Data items

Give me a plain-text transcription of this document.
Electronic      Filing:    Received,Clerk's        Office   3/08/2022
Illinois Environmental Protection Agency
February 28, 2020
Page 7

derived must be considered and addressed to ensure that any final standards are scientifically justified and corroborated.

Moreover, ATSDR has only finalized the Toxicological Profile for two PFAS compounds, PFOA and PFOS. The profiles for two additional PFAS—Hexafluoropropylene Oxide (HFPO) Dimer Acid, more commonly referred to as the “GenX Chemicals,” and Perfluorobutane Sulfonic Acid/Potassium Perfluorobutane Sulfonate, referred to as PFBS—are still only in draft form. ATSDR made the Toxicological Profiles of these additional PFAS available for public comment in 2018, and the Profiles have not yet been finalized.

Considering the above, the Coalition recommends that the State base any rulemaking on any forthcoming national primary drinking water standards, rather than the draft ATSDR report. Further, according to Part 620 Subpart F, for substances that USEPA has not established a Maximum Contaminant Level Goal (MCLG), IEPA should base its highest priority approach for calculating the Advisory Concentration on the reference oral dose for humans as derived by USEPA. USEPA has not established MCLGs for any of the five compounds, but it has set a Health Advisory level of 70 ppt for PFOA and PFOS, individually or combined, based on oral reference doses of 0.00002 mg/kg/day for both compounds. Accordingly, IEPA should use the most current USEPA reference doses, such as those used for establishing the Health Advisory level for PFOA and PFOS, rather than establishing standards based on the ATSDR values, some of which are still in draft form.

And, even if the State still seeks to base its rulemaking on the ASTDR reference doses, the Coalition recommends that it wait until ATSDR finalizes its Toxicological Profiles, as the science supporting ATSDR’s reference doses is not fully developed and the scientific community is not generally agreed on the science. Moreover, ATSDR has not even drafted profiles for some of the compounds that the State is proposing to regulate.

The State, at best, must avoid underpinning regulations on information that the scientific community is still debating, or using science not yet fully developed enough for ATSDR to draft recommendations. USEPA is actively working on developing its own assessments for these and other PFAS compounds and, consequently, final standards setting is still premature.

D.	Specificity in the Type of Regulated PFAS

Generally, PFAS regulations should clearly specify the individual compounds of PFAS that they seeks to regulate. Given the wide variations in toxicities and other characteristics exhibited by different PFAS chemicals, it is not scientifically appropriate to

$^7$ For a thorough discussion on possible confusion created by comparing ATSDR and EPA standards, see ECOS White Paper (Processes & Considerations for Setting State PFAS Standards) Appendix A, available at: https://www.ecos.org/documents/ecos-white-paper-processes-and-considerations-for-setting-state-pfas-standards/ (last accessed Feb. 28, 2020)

● EXERCISE: For the listing above, identify each line bearing "developed".

● CORRECT ANSWER:
And, even if the State still seeks to base its rulemaking on the ASTDR reference doses, the Coalition recommends that it wait until ATSDR finalizes its Toxicological Profiles, as the science supporting ATSDR’s reference doses is not fully developed and the scientific community is not generally agreed on the science. Moreover, ATSDR has not even drafted profiles for some of the compounds that the State is proposing to regulate.
The State, at best, must avoid underpinning regulations on information that the scientific community is still debating, or using science not yet fully developed enough for ATSDR to draft recommendations. USEPA is actively working on developing its own assessments for these and other PFAS compounds and, consequently, final standards setting is still premature.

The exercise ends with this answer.